*Objectif énoncé 1:* Dans l'extrait d'entretien sur le chômage, quelle proportion des emplois créés dans le secteur marchand est attribuée au CNE ?
*Objectif énoncé 2:* En une à trois phrases, expliquez s'il vous plaît pourquoi, selon l'extrait d'entretien sur le chômage, la situation décrite est jugée très encourageante.
*Objectif énoncé 3:* Prolongez l'extrait d'entretien sur le chômage à partir de la dernière question posée.

*Passage fourni:*
────────────────

Q- Vous parliez de baisse du chômage, est-ce que cette baisse va se poursuivre ? On aura des chiffres cette semaine. Est-ce qu'on sait si ces chiffres vont être bons ?
R- Moi, je ne peux pas vous donner encore les chiffres, on ne les a pas encore mais les indications...
Q- On a des indications.
R- Les indications dont je dispose montrent que le chômage continue de baisser et ce, de manière continue depuis plus d'un an maintenant. Et donc c'est évidemment très encourageant parce que ce qu'il faut retenir, c'est que le chômage baisse et que l'essentiel des emplois créés le sont dans le secteur marchand. Et un emploi créé sur deux dans le secteur marchand, c'est grâce au CNE, ce nouveau contrat que nous avons mis en place à l'initiative de D. de Villepin il y a un an.
Q- C'est à dire que ce ne sont pas des emplois aidés, c'est ça que vous voulez dire ?

────────────────

*Données recueillies:*
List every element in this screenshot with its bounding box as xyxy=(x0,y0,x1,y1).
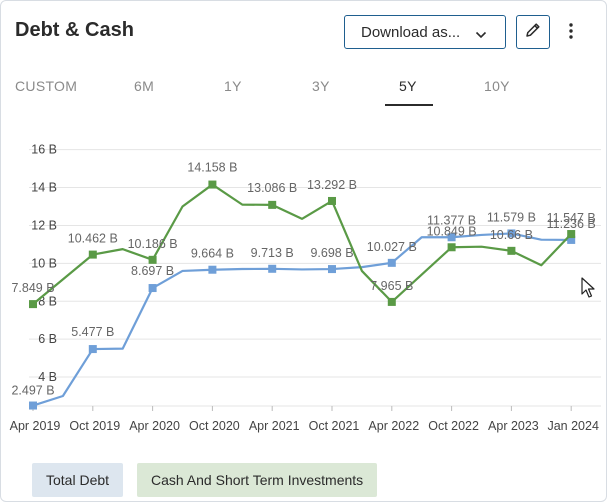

────────────────

*Résultat de l'exercice 1:* Un emploi créé sur deux dans le secteur marchand.

*Résultat de l'exercice 2:* Elle est jugée très encourageante parce que le chômage baisse, de manière continue depuis plus d'un an. De plus, l'essentiel des emplois créés le sont dans le secteur marchand.

*Résultat de l'exercice 3:*
R- Eh oui et c'est ça qui est nouveau. Vous savez, du temps des socialistes, à la fin des années 90, le chômage avait beaucoup baissé, il y avait beaucoup de croissance. Mais il y avait aussi beaucoup de contrats aidés dans le secteur public. Et quand il y a moins de croissance...
Q- Il y en a eu aussi beaucoup avec J.-L. Borloo.
R- Oui mais ce qui est intéressant de voir c'est qu'en réalité, aujourd'hui on le voit, l'essentiel des créations d'emploi sont dans le secteur marchand et que les contrats aidés qui ont été mis en place par J.-L. Borloo sont d'abord là pour accompagner le retour progressif à l'emploi de ceux qui sont dans une logique d'exclusion. Donc il y a une parfaite cohérence dans tout ça et peut-être que tous ces éléments mis bout à bout, ça explique aussi que ça va un peu mieux aujourd'hui du point de vue économique.
Q- Sur le plan politique, ce week-end, il y a eu la rentrée sur le devant de la scène de L. Jospin. Est-ce que pour l'UMP c'est une bonne nouvelle ou une mauvaise nouvelle ?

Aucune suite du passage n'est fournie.